++++ Task data ++++

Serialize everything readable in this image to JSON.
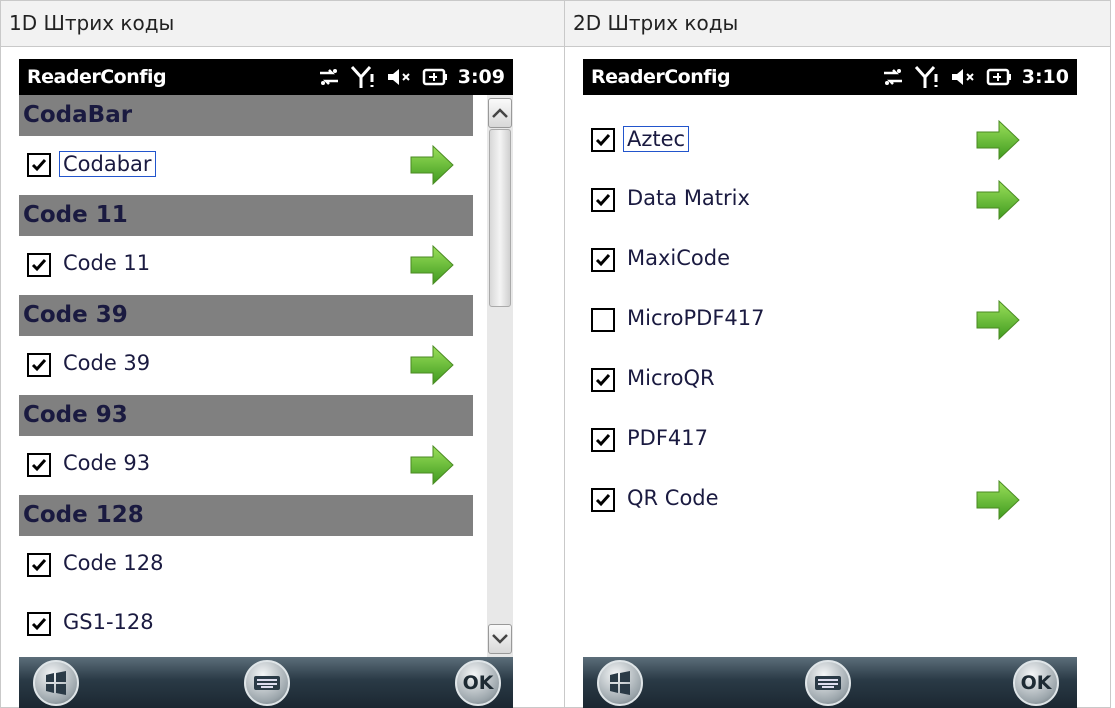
{
  "columns": [
    {
      "header": "1D Штрих коды",
      "app_title": "ReaderConfig",
      "time": "3:09",
      "sections": [
        {
          "title": "CodaBar",
          "items": [
            {
              "label": "Codabar",
              "checked": true,
              "arrow": true,
              "focused": true
            }
          ]
        },
        {
          "title": "Code 11",
          "items": [
            {
              "label": "Code 11",
              "checked": true,
              "arrow": true
            }
          ]
        },
        {
          "title": "Code 39",
          "items": [
            {
              "label": "Code 39",
              "checked": true,
              "arrow": true
            }
          ]
        },
        {
          "title": "Code 93",
          "items": [
            {
              "label": "Code 93",
              "checked": true,
              "arrow": true
            }
          ]
        },
        {
          "title": "Code 128",
          "items": [
            {
              "label": "Code 128",
              "checked": true,
              "arrow": false
            },
            {
              "label": "GS1-128",
              "checked": true,
              "arrow": false
            }
          ]
        }
      ]
    },
    {
      "header": "2D Штрих коды",
      "app_title": "ReaderConfig",
      "time": "3:10",
      "items": [
        {
          "label": "Aztec",
          "checked": true,
          "arrow": true,
          "focused": true
        },
        {
          "label": "Data Matrix",
          "checked": true,
          "arrow": true
        },
        {
          "label": "MaxiCode",
          "checked": true,
          "arrow": false
        },
        {
          "label": "MicroPDF417",
          "checked": false,
          "arrow": true
        },
        {
          "label": "MicroQR",
          "checked": true,
          "arrow": false
        },
        {
          "label": "PDF417",
          "checked": true,
          "arrow": false
        },
        {
          "label": "QR Code",
          "checked": true,
          "arrow": true
        }
      ]
    }
  ],
  "softkeys": {
    "ok_label": "OK",
    "start_icon": "windows-start-icon",
    "keyboard_icon": "keyboard-icon"
  },
  "colors": {
    "section_bg": "#808080",
    "text": "#1a1a40",
    "arrow_green": "#66bb33"
  }
}
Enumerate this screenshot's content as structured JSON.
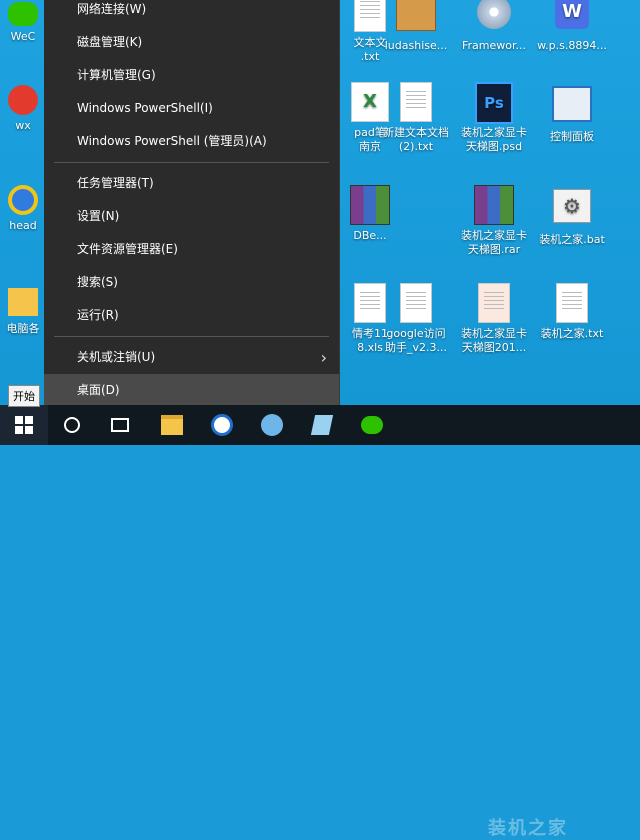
{
  "desktop": {
    "left_icons": [
      {
        "label": "WeC",
        "icon": "wechat-icon"
      },
      {
        "label": "wx",
        "icon": "mascot-icon"
      },
      {
        "label": "head",
        "icon": "ie-icon"
      },
      {
        "label": "电脑各",
        "icon": "folder-icon"
      }
    ],
    "icons": [
      {
        "label": "文本文\n.txt",
        "icon": "text-document-icon"
      },
      {
        "label": "ludashise...",
        "icon": "package-icon"
      },
      {
        "label": "Framewor...",
        "icon": "disc-installer-icon"
      },
      {
        "label": "w.p.s.8894...",
        "icon": "wps-icon"
      },
      {
        "label": "pad笔\n南京",
        "icon": "spreadsheet-icon"
      },
      {
        "label": "新建文本文档\n(2).txt",
        "icon": "text-document-icon"
      },
      {
        "label": "装机之家显卡\n天梯图.psd",
        "icon": "photoshop-icon"
      },
      {
        "label": "控制面板",
        "icon": "control-panel-icon"
      },
      {
        "label": "DBe...",
        "icon": "rar-archive-icon"
      },
      {
        "label": "装机之家显卡\n天梯图.rar",
        "icon": "rar-archive-icon"
      },
      {
        "label": "装机之家.bat",
        "icon": "batch-file-icon"
      },
      {
        "label": "情考11\n8.xls",
        "icon": "spreadsheet-icon"
      },
      {
        "label": "google访问\n助手_v2.3...",
        "icon": "text-document-icon"
      },
      {
        "label": "装机之家显卡\n天梯图201...",
        "icon": "image-icon"
      },
      {
        "label": "装机之家.txt",
        "icon": "text-document-icon"
      }
    ]
  },
  "menu": {
    "items": [
      {
        "label": "网络连接(W)",
        "highlight": false
      },
      {
        "label": "磁盘管理(K)",
        "highlight": false
      },
      {
        "label": "计算机管理(G)",
        "highlight": false
      },
      {
        "label": "Windows PowerShell(I)",
        "highlight": false
      },
      {
        "label": "Windows PowerShell (管理员)(A)",
        "highlight": false
      },
      {
        "label": "任务管理器(T)",
        "highlight": false
      },
      {
        "label": "设置(N)",
        "highlight": false
      },
      {
        "label": "文件资源管理器(E)",
        "highlight": false
      },
      {
        "label": "搜索(S)",
        "highlight": false
      },
      {
        "label": "运行(R)",
        "highlight": false
      },
      {
        "label": "关机或注销(U)",
        "highlight": false,
        "submenu": true
      },
      {
        "label": "桌面(D)",
        "highlight": true
      }
    ],
    "submenu_glyph": "›"
  },
  "taskbar": {
    "start_tooltip": "开始",
    "start_icon": "windows-logo-icon",
    "pinned": [
      "cortana-search-icon",
      "task-view-icon",
      "file-explorer-icon",
      "sogou-icon",
      "browser-icon",
      "notes-icon",
      "wechat-icon"
    ]
  },
  "watermark": "装机之家",
  "colors": {
    "desktop": "#1a9ad6",
    "menu_bg": "#2b2b2b",
    "highlight": "#4a4a4a",
    "taskbar": "#101820"
  }
}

++++

-- What is needed --
Repeat each entry above word for word, leaving every picture out.

-- Final result --
Serialize everything readable in this image to JSON.
{
  "columns": [
    {
      "header": "1D Штрих коды",
      "app_title": "ReaderConfig",
      "time": "3:09",
      "sections": [
        {
          "title": "CodaBar",
          "items": [
            {
              "label": "Codabar",
              "checked": true,
              "arrow": true,
              "focused": true
            }
          ]
        },
        {
          "title": "Code 11",
          "items": [
            {
              "label": "Code 11",
              "checked": true,
              "arrow": true
            }
          ]
        },
        {
          "title": "Code 39",
          "items": [
            {
              "label": "Code 39",
              "checked": true,
              "arrow": true
            }
          ]
        },
        {
          "title": "Code 93",
          "items": [
            {
              "label": "Code 93",
              "checked": true,
              "arrow": true
            }
          ]
        },
        {
          "title": "Code 128",
          "items": [
            {
              "label": "Code 128",
              "checked": true,
              "arrow": false
            },
            {
              "label": "GS1-128",
              "checked": true,
              "arrow": false
            }
          ]
        }
      ]
    },
    {
      "header": "2D Штрих коды",
      "app_title": "ReaderConfig",
      "time": "3:10",
      "items": [
        {
          "label": "Aztec",
          "checked": true,
          "arrow": true,
          "focused": true
        },
        {
          "label": "Data Matrix",
          "checked": true,
          "arrow": true
        },
        {
          "label": "MaxiCode",
          "checked": true,
          "arrow": false
        },
        {
          "label": "MicroPDF417",
          "checked": false,
          "arrow": true
        },
        {
          "label": "MicroQR",
          "checked": true,
          "arrow": false
        },
        {
          "label": "PDF417",
          "checked": true,
          "arrow": false
        },
        {
          "label": "QR Code",
          "checked": true,
          "arrow": true
        }
      ]
    }
  ],
  "softkeys": {
    "ok_label": "OK",
    "start_icon": "windows-start-icon",
    "keyboard_icon": "keyboard-icon"
  },
  "colors": {
    "section_bg": "#808080",
    "text": "#1a1a40",
    "arrow_green": "#66bb33"
  }
}
Enumerate this screenshot's content as structured JSON.
{
  "desktop": {
    "left_icons": [
      {
        "label": "WeC",
        "icon": "wechat-icon"
      },
      {
        "label": "wx",
        "icon": "mascot-icon"
      },
      {
        "label": "head",
        "icon": "ie-icon"
      },
      {
        "label": "电脑各",
        "icon": "folder-icon"
      }
    ],
    "icons": [
      {
        "label": "文本文\n.txt",
        "icon": "text-document-icon"
      },
      {
        "label": "ludashise...",
        "icon": "package-icon"
      },
      {
        "label": "Framewor...",
        "icon": "disc-installer-icon"
      },
      {
        "label": "w.p.s.8894...",
        "icon": "wps-icon"
      },
      {
        "label": "pad笔\n南京",
        "icon": "spreadsheet-icon"
      },
      {
        "label": "新建文本文档\n(2).txt",
        "icon": "text-document-icon"
      },
      {
        "label": "装机之家显卡\n天梯图.psd",
        "icon": "photoshop-icon"
      },
      {
        "label": "控制面板",
        "icon": "control-panel-icon"
      },
      {
        "label": "DBe...",
        "icon": "rar-archive-icon"
      },
      {
        "label": "装机之家显卡\n天梯图.rar",
        "icon": "rar-archive-icon"
      },
      {
        "label": "装机之家.bat",
        "icon": "batch-file-icon"
      },
      {
        "label": "情考11\n8.xls",
        "icon": "spreadsheet-icon"
      },
      {
        "label": "google访问\n助手_v2.3...",
        "icon": "text-document-icon"
      },
      {
        "label": "装机之家显卡\n天梯图201...",
        "icon": "image-icon"
      },
      {
        "label": "装机之家.txt",
        "icon": "text-document-icon"
      }
    ]
  },
  "menu": {
    "items": [
      {
        "label": "网络连接(W)",
        "highlight": false
      },
      {
        "label": "磁盘管理(K)",
        "highlight": false
      },
      {
        "label": "计算机管理(G)",
        "highlight": false
      },
      {
        "label": "Windows PowerShell(I)",
        "highlight": false
      },
      {
        "label": "Windows PowerShell (管理员)(A)",
        "highlight": false
      },
      {
        "label": "任务管理器(T)",
        "highlight": false
      },
      {
        "label": "设置(N)",
        "highlight": false
      },
      {
        "label": "文件资源管理器(E)",
        "highlight": false
      },
      {
        "label": "搜索(S)",
        "highlight": false
      },
      {
        "label": "运行(R)",
        "highlight": false
      },
      {
        "label": "关机或注销(U)",
        "highlight": false,
        "submenu": true
      },
      {
        "label": "桌面(D)",
        "highlight": true
      }
    ],
    "submenu_glyph": "›"
  },
  "taskbar": {
    "start_tooltip": "开始",
    "start_icon": "windows-logo-icon",
    "pinned": [
      "cortana-search-icon",
      "task-view-icon",
      "file-explorer-icon",
      "sogou-icon",
      "browser-icon",
      "notes-icon",
      "wechat-icon"
    ]
  },
  "watermark": "装机之家",
  "colors": {
    "desktop": "#1a9ad6",
    "menu_bg": "#2b2b2b",
    "highlight": "#4a4a4a",
    "taskbar": "#101820"
  }
}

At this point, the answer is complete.